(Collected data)

========================================

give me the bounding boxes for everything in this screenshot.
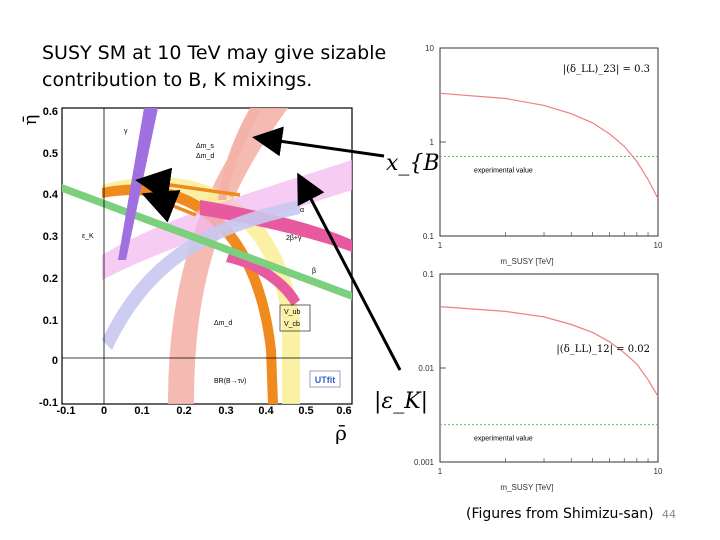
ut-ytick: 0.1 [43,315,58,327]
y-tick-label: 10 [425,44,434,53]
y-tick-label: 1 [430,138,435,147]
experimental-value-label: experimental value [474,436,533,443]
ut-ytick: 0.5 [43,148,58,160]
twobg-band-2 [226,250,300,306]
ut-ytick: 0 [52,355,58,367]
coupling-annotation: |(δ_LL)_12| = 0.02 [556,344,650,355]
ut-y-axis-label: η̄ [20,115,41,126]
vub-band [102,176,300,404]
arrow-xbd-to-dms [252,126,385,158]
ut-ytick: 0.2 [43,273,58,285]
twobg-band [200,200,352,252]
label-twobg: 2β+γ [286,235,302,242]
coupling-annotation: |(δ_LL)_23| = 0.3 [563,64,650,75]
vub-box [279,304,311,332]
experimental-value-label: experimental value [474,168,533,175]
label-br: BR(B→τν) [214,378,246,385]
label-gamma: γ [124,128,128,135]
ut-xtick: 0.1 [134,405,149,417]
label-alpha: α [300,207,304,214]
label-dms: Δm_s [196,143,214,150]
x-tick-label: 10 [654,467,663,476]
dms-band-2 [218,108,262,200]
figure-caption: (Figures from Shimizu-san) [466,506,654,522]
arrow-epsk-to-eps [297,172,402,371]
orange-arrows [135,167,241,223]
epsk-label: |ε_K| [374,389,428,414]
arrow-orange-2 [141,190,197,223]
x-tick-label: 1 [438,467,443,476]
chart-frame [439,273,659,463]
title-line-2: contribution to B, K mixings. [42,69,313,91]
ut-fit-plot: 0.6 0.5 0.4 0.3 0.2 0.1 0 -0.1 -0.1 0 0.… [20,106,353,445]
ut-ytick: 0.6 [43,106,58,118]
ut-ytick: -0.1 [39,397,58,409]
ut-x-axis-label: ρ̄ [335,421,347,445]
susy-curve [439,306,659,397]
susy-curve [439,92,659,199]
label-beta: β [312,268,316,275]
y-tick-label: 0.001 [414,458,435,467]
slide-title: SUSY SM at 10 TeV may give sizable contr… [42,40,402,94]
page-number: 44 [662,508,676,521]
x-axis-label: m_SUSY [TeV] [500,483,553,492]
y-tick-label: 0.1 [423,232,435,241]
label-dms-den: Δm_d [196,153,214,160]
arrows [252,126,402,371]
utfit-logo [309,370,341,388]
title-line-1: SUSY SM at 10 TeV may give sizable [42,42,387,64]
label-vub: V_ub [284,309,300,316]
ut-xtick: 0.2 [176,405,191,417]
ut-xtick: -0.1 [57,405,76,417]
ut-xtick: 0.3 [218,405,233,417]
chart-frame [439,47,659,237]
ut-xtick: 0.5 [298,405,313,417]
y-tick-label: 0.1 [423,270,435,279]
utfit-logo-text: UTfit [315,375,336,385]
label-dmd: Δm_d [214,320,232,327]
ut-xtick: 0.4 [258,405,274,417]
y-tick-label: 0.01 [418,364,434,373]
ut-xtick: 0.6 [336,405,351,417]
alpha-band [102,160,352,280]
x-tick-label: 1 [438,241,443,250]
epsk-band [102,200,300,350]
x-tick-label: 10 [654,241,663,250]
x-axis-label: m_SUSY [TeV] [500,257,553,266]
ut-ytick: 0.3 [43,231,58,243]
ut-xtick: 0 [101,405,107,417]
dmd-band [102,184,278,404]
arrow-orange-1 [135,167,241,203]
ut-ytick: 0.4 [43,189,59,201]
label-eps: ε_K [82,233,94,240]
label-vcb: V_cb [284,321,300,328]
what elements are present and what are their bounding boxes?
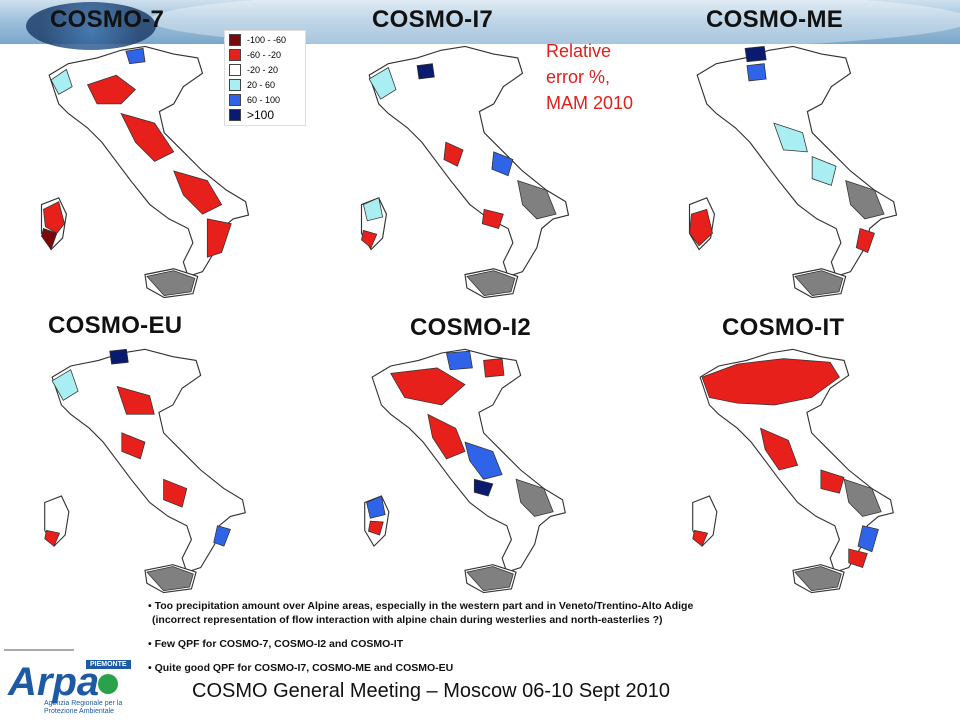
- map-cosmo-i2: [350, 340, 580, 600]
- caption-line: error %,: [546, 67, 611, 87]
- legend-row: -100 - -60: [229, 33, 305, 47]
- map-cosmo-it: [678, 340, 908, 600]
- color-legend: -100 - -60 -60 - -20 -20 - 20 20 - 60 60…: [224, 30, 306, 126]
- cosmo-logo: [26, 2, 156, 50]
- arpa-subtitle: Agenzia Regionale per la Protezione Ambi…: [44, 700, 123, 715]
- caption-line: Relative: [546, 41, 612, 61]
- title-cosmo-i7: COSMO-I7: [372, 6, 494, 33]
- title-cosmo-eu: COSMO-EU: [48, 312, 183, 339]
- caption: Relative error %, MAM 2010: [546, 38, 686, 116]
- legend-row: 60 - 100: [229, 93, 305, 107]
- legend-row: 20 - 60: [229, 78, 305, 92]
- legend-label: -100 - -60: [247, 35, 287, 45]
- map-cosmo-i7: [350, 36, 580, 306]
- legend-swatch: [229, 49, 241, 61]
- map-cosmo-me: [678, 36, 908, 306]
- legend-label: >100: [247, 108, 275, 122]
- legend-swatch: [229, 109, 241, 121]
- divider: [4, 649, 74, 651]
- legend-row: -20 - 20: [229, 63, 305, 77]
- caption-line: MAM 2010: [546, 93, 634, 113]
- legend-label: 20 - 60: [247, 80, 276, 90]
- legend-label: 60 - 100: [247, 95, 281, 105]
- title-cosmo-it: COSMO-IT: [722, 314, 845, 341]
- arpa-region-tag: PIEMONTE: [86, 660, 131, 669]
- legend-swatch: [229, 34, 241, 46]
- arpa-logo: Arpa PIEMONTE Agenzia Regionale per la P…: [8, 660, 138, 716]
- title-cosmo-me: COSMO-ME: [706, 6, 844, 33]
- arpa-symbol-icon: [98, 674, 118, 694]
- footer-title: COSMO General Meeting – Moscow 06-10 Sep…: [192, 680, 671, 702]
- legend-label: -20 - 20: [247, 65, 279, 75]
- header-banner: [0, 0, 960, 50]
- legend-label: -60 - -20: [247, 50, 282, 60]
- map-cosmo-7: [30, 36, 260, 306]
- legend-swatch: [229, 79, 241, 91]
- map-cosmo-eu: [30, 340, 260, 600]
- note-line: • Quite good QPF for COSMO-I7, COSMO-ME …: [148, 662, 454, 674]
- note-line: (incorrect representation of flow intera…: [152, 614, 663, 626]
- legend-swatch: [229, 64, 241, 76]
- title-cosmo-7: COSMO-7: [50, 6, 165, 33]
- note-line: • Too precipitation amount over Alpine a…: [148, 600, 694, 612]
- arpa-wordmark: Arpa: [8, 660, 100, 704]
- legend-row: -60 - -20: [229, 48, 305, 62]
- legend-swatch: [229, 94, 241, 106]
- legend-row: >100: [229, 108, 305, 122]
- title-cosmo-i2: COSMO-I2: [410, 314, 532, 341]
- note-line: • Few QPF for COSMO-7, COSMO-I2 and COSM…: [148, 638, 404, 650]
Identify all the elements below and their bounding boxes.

========================================

TO BE DONE
Please pull every line of the data above into your answer without changing a character, and leave the pictures out.

RESPONSE
give me the bounding boxes for everything in this screenshot.
ut-ytick: 0.1 [43,315,58,327]
y-tick-label: 10 [425,44,434,53]
y-tick-label: 1 [430,138,435,147]
experimental-value-label: experimental value [474,436,533,443]
ut-ytick: 0.5 [43,148,58,160]
twobg-band-2 [226,250,300,306]
ut-ytick: 0 [52,355,58,367]
coupling-annotation: |(δ_LL)_12| = 0.02 [556,344,650,355]
ut-y-axis-label: η̄ [20,115,41,126]
vub-band [102,176,300,404]
arrow-xbd-to-dms [252,126,385,158]
ut-ytick: 0.2 [43,273,58,285]
twobg-band [200,200,352,252]
label-twobg: 2β+γ [286,235,302,242]
coupling-annotation: |(δ_LL)_23| = 0.3 [563,64,650,75]
vub-box [279,304,311,332]
experimental-value-label: experimental value [474,168,533,175]
label-br: BR(B→τν) [214,378,246,385]
label-gamma: γ [124,128,128,135]
ut-xtick: 0.1 [134,405,149,417]
label-alpha: α [300,207,304,214]
label-dms: Δm_s [196,143,214,150]
x-tick-label: 10 [654,467,663,476]
dms-band-2 [218,108,262,200]
figure-caption: (Figures from Shimizu-san) [466,506,654,522]
arrow-epsk-to-eps [297,172,402,371]
orange-arrows [135,167,241,223]
epsk-label: |ε_K| [374,389,428,414]
arrow-orange-2 [141,190,197,223]
x-tick-label: 1 [438,467,443,476]
chart-frame [439,273,659,463]
title-line-2: contribution to B, K mixings. [42,69,313,91]
ut-fit-plot: 0.6 0.5 0.4 0.3 0.2 0.1 0 -0.1 -0.1 0 0.… [20,106,353,445]
ut-ytick: 0.6 [43,106,58,118]
ut-ytick: -0.1 [39,397,58,409]
ut-x-axis-label: ρ̄ [335,421,347,445]
susy-curve [439,306,659,397]
susy-curve [439,92,659,199]
label-beta: β [312,268,316,275]
y-tick-label: 0.001 [414,458,435,467]
slide-title: SUSY SM at 10 TeV may give sizable contr… [42,40,402,94]
page-number: 44 [662,508,676,521]
x-axis-label: m_SUSY [TeV] [500,483,553,492]
y-tick-label: 0.1 [423,232,435,241]
label-dms-den: Δm_d [196,153,214,160]
arrows [252,126,402,371]
utfit-logo [309,370,341,388]
title-line-1: SUSY SM at 10 TeV may give sizable [42,42,387,64]
label-vub: V_ub [284,309,300,316]
ut-xtick: 0.2 [176,405,191,417]
ut-xtick: -0.1 [57,405,76,417]
ut-xtick: 0.3 [218,405,233,417]
chart-frame [439,47,659,237]
ut-xtick: 0.5 [298,405,313,417]
y-tick-label: 0.1 [423,270,435,279]
utfit-logo-text: UTfit [315,375,336,385]
label-dmd: Δm_d [214,320,232,327]
ut-xtick: 0.4 [258,405,274,417]
y-tick-label: 0.01 [418,364,434,373]
ut-xtick: 0.6 [336,405,351,417]
alpha-band [102,160,352,280]
x-tick-label: 1 [438,241,443,250]
epsk-band [102,200,300,350]
x-tick-label: 10 [654,241,663,250]
x-axis-label: m_SUSY [TeV] [500,257,553,266]
ut-ytick: 0.3 [43,231,58,243]
ut-xtick: 0 [101,405,107,417]
dmd-band [102,184,278,404]
arrow-orange-1 [135,167,241,203]
ut-ytick: 0.4 [43,189,59,201]
label-eps: ε_K [82,233,94,240]
label-vcb: V_cb [284,321,300,328]
what elements are present and what are their bounding boxes?
- map-cosmo-i2: [350, 340, 580, 600]
- caption-line: error %,: [546, 67, 611, 87]
- legend-row: -100 - -60: [229, 33, 305, 47]
- map-cosmo-it: [678, 340, 908, 600]
- color-legend: -100 - -60 -60 - -20 -20 - 20 20 - 60 60…: [224, 30, 306, 126]
- cosmo-logo: [26, 2, 156, 50]
- arpa-subtitle: Agenzia Regionale per la Protezione Ambi…: [44, 700, 123, 715]
- caption-line: Relative: [546, 41, 612, 61]
- title-cosmo-i7: COSMO-I7: [372, 6, 494, 33]
- title-cosmo-eu: COSMO-EU: [48, 312, 183, 339]
- caption: Relative error %, MAM 2010: [546, 38, 686, 116]
- legend-row: 60 - 100: [229, 93, 305, 107]
- legend-row: 20 - 60: [229, 78, 305, 92]
- legend-label: -100 - -60: [247, 35, 287, 45]
- map-cosmo-i7: [350, 36, 580, 306]
- legend-swatch: [229, 49, 241, 61]
- map-cosmo-me: [678, 36, 908, 306]
- legend-label: >100: [247, 108, 275, 122]
- legend-swatch: [229, 109, 241, 121]
- divider: [4, 649, 74, 651]
- legend-row: -20 - 20: [229, 63, 305, 77]
- caption-line: MAM 2010: [546, 93, 634, 113]
- legend-label: 20 - 60: [247, 80, 276, 90]
- legend-label: 60 - 100: [247, 95, 281, 105]
- title-cosmo-it: COSMO-IT: [722, 314, 845, 341]
- arpa-region-tag: PIEMONTE: [86, 660, 131, 669]
- legend-swatch: [229, 34, 241, 46]
- arpa-logo: Arpa PIEMONTE Agenzia Regionale per la P…: [8, 660, 138, 716]
- title-cosmo-me: COSMO-ME: [706, 6, 844, 33]
- arpa-symbol-icon: [98, 674, 118, 694]
- footer-title: COSMO General Meeting – Moscow 06-10 Sep…: [192, 680, 671, 702]
- legend-label: -20 - 20: [247, 65, 279, 75]
- header-banner: [0, 0, 960, 50]
- legend-label: -60 - -20: [247, 50, 282, 60]
- map-cosmo-7: [30, 36, 260, 306]
- legend-swatch: [229, 79, 241, 91]
- map-cosmo-eu: [30, 340, 260, 600]
- note-line: • Quite good QPF for COSMO-I7, COSMO-ME …: [148, 662, 454, 674]
- note-line: (incorrect representation of flow intera…: [152, 614, 663, 626]
- legend-swatch: [229, 64, 241, 76]
- title-cosmo-7: COSMO-7: [50, 6, 165, 33]
- note-line: • Too precipitation amount over Alpine a…: [148, 600, 694, 612]
- arpa-wordmark: Arpa: [8, 660, 100, 704]
- legend-row: -60 - -20: [229, 48, 305, 62]
- legend-swatch: [229, 94, 241, 106]
- legend-row: >100: [229, 108, 305, 122]
- title-cosmo-i2: COSMO-I2: [410, 314, 532, 341]
- note-line: • Few QPF for COSMO-7, COSMO-I2 and COSM…: [148, 638, 404, 650]
Identify all the elements below and their bounding boxes.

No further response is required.